-- START WORKING DATA --

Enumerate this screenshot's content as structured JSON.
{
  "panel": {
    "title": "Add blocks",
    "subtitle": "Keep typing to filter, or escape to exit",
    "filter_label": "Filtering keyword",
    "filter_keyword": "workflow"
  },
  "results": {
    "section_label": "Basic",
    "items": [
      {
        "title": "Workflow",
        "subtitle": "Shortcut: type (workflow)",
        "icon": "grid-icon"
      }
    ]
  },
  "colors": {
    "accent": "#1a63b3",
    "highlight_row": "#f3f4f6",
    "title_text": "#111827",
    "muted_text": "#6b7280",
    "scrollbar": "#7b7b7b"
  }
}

-- END WORKING DATA --
-- START WORKING DATA --

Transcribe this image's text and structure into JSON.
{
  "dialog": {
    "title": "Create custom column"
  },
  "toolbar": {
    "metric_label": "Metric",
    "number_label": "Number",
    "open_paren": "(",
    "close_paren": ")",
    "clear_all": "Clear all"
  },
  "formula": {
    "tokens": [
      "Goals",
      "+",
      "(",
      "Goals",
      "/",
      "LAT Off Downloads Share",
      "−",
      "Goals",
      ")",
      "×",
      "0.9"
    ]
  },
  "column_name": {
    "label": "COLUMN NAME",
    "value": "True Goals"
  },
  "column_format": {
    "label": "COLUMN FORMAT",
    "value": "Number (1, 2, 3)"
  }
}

-- END WORKING DATA --

DIRECTIVE |
List all lines where "JSON" occurs.

ANSWER TO THIS TASK |
Enumerate this screenshot's content as structured JSON.
Transcribe this image's text and structure into JSON.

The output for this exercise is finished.